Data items
::::

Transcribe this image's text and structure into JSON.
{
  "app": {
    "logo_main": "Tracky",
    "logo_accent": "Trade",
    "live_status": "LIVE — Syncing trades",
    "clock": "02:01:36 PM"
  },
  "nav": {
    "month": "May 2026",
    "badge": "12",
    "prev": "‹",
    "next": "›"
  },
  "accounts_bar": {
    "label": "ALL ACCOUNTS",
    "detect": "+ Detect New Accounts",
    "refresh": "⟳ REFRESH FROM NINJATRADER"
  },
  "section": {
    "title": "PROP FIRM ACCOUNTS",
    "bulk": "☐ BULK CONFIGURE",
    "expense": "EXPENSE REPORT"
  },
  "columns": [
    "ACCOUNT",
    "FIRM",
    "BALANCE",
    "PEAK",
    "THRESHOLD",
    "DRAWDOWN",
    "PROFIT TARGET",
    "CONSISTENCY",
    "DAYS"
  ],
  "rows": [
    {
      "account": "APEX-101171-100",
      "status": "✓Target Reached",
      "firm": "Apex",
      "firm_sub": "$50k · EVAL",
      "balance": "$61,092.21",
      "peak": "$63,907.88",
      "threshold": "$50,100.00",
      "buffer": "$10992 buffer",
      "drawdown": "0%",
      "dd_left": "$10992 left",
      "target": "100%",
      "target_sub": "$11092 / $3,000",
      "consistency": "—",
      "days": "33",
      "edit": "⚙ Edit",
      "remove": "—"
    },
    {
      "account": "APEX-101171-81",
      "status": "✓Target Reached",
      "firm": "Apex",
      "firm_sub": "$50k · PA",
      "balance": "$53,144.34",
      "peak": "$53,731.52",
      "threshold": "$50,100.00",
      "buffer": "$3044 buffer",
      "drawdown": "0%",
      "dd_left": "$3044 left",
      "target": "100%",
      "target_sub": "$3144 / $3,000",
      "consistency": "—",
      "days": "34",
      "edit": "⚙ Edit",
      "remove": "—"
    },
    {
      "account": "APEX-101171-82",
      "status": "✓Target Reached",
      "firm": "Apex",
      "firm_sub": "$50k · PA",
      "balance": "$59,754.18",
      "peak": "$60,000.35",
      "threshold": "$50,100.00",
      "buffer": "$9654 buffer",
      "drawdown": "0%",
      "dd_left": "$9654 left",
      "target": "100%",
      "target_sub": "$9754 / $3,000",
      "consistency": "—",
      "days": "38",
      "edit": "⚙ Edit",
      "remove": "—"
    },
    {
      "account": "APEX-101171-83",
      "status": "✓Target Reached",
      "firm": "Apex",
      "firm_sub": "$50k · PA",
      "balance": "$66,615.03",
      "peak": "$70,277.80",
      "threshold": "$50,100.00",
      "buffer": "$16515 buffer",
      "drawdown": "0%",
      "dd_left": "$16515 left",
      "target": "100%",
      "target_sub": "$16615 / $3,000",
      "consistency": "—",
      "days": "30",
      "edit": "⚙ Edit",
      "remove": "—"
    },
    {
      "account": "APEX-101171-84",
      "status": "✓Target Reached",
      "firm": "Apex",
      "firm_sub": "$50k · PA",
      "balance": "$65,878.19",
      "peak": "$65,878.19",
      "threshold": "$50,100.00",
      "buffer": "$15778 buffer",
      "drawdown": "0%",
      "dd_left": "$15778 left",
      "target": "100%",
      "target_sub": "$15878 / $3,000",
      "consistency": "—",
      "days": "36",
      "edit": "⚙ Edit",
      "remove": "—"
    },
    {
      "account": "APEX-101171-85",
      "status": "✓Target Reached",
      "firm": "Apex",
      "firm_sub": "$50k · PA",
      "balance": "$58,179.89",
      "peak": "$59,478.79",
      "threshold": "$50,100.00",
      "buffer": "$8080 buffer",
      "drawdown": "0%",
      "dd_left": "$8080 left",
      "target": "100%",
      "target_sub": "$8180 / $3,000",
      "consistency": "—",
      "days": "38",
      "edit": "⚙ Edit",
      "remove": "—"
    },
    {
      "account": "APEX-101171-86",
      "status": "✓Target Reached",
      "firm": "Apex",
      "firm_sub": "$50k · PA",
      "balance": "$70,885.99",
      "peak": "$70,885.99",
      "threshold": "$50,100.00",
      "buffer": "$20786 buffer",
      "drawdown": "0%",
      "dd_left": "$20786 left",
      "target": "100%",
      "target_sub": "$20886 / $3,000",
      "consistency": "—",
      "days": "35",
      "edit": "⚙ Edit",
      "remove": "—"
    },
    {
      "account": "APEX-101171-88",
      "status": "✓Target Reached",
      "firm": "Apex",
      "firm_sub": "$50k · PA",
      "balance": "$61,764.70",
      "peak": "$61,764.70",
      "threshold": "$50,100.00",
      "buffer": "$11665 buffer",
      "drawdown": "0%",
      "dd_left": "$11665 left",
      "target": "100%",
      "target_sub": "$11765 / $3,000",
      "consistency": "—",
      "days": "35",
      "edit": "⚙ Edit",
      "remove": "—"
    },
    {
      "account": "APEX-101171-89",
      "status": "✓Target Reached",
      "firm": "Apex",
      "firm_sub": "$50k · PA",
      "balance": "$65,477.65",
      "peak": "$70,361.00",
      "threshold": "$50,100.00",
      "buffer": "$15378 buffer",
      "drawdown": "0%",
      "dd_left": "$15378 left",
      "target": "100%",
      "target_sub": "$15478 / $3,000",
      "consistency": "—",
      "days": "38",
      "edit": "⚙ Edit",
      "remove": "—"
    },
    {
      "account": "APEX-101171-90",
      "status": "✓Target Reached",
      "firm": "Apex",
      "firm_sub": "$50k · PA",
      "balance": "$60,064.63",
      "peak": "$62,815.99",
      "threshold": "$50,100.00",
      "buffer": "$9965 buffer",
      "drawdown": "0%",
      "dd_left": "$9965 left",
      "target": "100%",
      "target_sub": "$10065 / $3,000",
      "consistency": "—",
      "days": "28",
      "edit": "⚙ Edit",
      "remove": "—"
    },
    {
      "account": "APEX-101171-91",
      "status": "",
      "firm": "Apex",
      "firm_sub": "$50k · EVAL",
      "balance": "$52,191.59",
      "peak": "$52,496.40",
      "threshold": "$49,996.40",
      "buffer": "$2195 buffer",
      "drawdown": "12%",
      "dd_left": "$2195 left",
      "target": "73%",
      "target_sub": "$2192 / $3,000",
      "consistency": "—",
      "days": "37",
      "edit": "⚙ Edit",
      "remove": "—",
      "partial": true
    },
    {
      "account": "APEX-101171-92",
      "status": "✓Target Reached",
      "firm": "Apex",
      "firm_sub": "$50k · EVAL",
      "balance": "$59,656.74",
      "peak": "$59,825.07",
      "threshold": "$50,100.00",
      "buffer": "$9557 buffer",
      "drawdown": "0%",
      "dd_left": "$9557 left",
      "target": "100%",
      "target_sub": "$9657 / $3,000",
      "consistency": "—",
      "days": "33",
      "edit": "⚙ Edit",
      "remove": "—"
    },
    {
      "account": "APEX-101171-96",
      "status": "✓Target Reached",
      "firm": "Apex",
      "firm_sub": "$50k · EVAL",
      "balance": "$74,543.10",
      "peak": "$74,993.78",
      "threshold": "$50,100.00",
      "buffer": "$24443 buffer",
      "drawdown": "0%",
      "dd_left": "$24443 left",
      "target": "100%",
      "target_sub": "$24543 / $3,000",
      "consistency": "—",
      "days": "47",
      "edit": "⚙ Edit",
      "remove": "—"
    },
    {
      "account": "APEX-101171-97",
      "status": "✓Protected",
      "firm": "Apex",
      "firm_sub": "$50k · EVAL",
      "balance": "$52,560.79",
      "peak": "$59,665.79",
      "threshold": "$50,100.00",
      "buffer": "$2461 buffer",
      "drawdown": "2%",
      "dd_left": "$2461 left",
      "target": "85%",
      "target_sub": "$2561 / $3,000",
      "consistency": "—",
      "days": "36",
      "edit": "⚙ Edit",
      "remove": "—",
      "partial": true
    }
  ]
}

::::

• [TO DO]: Each entry above is to be set down again in exactly the same words.

• [RESPONSE FOR THIS EXERCISE]:
Transcribe this image's text and structure into JSON.
{
  "app": {
    "logo_main": "Tracky",
    "logo_accent": "Trade",
    "live_status": "LIVE — Syncing trades",
    "clock": "02:01:36 PM"
  },
  "nav": {
    "month": "May 2026",
    "badge": "12",
    "prev": "‹",
    "next": "›"
  },
  "accounts_bar": {
    "label": "ALL ACCOUNTS",
    "detect": "+ Detect New Accounts",
    "refresh": "⟳ REFRESH FROM NINJATRADER"
  },
  "section": {
    "title": "PROP FIRM ACCOUNTS",
    "bulk": "☐ BULK CONFIGURE",
    "expense": "EXPENSE REPORT"
  },
  "columns": [
    "ACCOUNT",
    "FIRM",
    "BALANCE",
    "PEAK",
    "THRESHOLD",
    "DRAWDOWN",
    "PROFIT TARGET",
    "CONSISTENCY",
    "DAYS"
  ],
  "rows": [
    {
      "account": "APEX-101171-100",
      "status": "✓Target Reached",
      "firm": "Apex",
      "firm_sub": "$50k · EVAL",
      "balance": "$61,092.21",
      "peak": "$63,907.88",
      "threshold": "$50,100.00",
      "buffer": "$10992 buffer",
      "drawdown": "0%",
      "dd_left": "$10992 left",
      "target": "100%",
      "target_sub": "$11092 / $3,000",
      "consistency": "—",
      "days": "33",
      "edit": "⚙ Edit",
      "remove": "—"
    },
    {
      "account": "APEX-101171-81",
      "status": "✓Target Reached",
      "firm": "Apex",
      "firm_sub": "$50k · PA",
      "balance": "$53,144.34",
      "peak": "$53,731.52",
      "threshold": "$50,100.00",
      "buffer": "$3044 buffer",
      "drawdown": "0%",
      "dd_left": "$3044 left",
      "target": "100%",
      "target_sub": "$3144 / $3,000",
      "consistency": "—",
      "days": "34",
      "edit": "⚙ Edit",
      "remove": "—"
    },
    {
      "account": "APEX-101171-82",
      "status": "✓Target Reached",
      "firm": "Apex",
      "firm_sub": "$50k · PA",
      "balance": "$59,754.18",
      "peak": "$60,000.35",
      "threshold": "$50,100.00",
      "buffer": "$9654 buffer",
      "drawdown": "0%",
      "dd_left": "$9654 left",
      "target": "100%",
      "target_sub": "$9754 / $3,000",
      "consistency": "—",
      "days": "38",
      "edit": "⚙ Edit",
      "remove": "—"
    },
    {
      "account": "APEX-101171-83",
      "status": "✓Target Reached",
      "firm": "Apex",
      "firm_sub": "$50k · PA",
      "balance": "$66,615.03",
      "peak": "$70,277.80",
      "threshold": "$50,100.00",
      "buffer": "$16515 buffer",
      "drawdown": "0%",
      "dd_left": "$16515 left",
      "target": "100%",
      "target_sub": "$16615 / $3,000",
      "consistency": "—",
      "days": "30",
      "edit": "⚙ Edit",
      "remove": "—"
    },
    {
      "account": "APEX-101171-84",
      "status": "✓Target Reached",
      "firm": "Apex",
      "firm_sub": "$50k · PA",
      "balance": "$65,878.19",
      "peak": "$65,878.19",
      "threshold": "$50,100.00",
      "buffer": "$15778 buffer",
      "drawdown": "0%",
      "dd_left": "$15778 left",
      "target": "100%",
      "target_sub": "$15878 / $3,000",
      "consistency": "—",
      "days": "36",
      "edit": "⚙ Edit",
      "remove": "—"
    },
    {
      "account": "APEX-101171-85",
      "status": "✓Target Reached",
      "firm": "Apex",
      "firm_sub": "$50k · PA",
      "balance": "$58,179.89",
      "peak": "$59,478.79",
      "threshold": "$50,100.00",
      "buffer": "$8080 buffer",
      "drawdown": "0%",
      "dd_left": "$8080 left",
      "target": "100%",
      "target_sub": "$8180 / $3,000",
      "consistency": "—",
      "days": "38",
      "edit": "⚙ Edit",
      "remove": "—"
    },
    {
      "account": "APEX-101171-86",
      "status": "✓Target Reached",
      "firm": "Apex",
      "firm_sub": "$50k · PA",
      "balance": "$70,885.99",
      "peak": "$70,885.99",
      "threshold": "$50,100.00",
      "buffer": "$20786 buffer",
      "drawdown": "0%",
      "dd_left": "$20786 left",
      "target": "100%",
      "target_sub": "$20886 / $3,000",
      "consistency": "—",
      "days": "35",
      "edit": "⚙ Edit",
      "remove": "—"
    },
    {
      "account": "APEX-101171-88",
      "status": "✓Target Reached",
      "firm": "Apex",
      "firm_sub": "$50k · PA",
      "balance": "$61,764.70",
      "peak": "$61,764.70",
      "threshold": "$50,100.00",
      "buffer": "$11665 buffer",
      "drawdown": "0%",
      "dd_left": "$11665 left",
      "target": "100%",
      "target_sub": "$11765 / $3,000",
      "consistency": "—",
      "days": "35",
      "edit": "⚙ Edit",
      "remove": "—"
    },
    {
      "account": "APEX-101171-89",
      "status": "✓Target Reached",
      "firm": "Apex",
      "firm_sub": "$50k · PA",
      "balance": "$65,477.65",
      "peak": "$70,361.00",
      "threshold": "$50,100.00",
      "buffer": "$15378 buffer",
      "drawdown": "0%",
      "dd_left": "$15378 left",
      "target": "100%",
      "target_sub": "$15478 / $3,000",
      "consistency": "—",
      "days": "38",
      "edit": "⚙ Edit",
      "remove": "—"
    },
    {
      "account": "APEX-101171-90",
      "status": "✓Target Reached",
      "firm": "Apex",
      "firm_sub": "$50k · PA",
      "balance": "$60,064.63",
      "peak": "$62,815.99",
      "threshold": "$50,100.00",
      "buffer": "$9965 buffer",
      "drawdown": "0%",
      "dd_left": "$9965 left",
      "target": "100%",
      "target_sub": "$10065 / $3,000",
      "consistency": "—",
      "days": "28",
      "edit": "⚙ Edit",
      "remove": "—"
    },
    {
      "account": "APEX-101171-91",
      "status": "",
      "firm": "Apex",
      "firm_sub": "$50k · EVAL",
      "balance": "$52,191.59",
      "peak": "$52,496.40",
      "threshold": "$49,996.40",
      "buffer": "$2195 buffer",
      "drawdown": "12%",
      "dd_left": "$2195 left",
      "target": "73%",
      "target_sub": "$2192 / $3,000",
      "consistency": "—",
      "days": "37",
      "edit": "⚙ Edit",
      "remove": "—",
      "partial": true
    },
    {
      "account": "APEX-101171-92",
      "status": "✓Target Reached",
      "firm": "Apex",
      "firm_sub": "$50k · EVAL",
      "balance": "$59,656.74",
      "peak": "$59,825.07",
      "threshold": "$50,100.00",
      "buffer": "$9557 buffer",
      "drawdown": "0%",
      "dd_left": "$9557 left",
      "target": "100%",
      "target_sub": "$9657 / $3,000",
      "consistency": "—",
      "days": "33",
      "edit": "⚙ Edit",
      "remove": "—"
    },
    {
      "account": "APEX-101171-96",
      "status": "✓Target Reached",
      "firm": "Apex",
      "firm_sub": "$50k · EVAL",
      "balance": "$74,543.10",
      "peak": "$74,993.78",
      "threshold": "$50,100.00",
      "buffer": "$24443 buffer",
      "drawdown": "0%",
      "dd_left": "$24443 left",
      "target": "100%",
      "target_sub": "$24543 / $3,000",
      "consistency": "—",
      "days": "47",
      "edit": "⚙ Edit",
      "remove": "—"
    },
    {
      "account": "APEX-101171-97",
      "status": "✓Protected",
      "firm": "Apex",
      "firm_sub": "$50k · EVAL",
      "balance": "$52,560.79",
      "peak": "$59,665.79",
      "threshold": "$50,100.00",
      "buffer": "$2461 buffer",
      "drawdown": "2%",
      "dd_left": "$2461 left",
      "target": "85%",
      "target_sub": "$2561 / $3,000",
      "consistency": "—",
      "days": "36",
      "edit": "⚙ Edit",
      "remove": "—",
      "partial": true
    }
  ]
}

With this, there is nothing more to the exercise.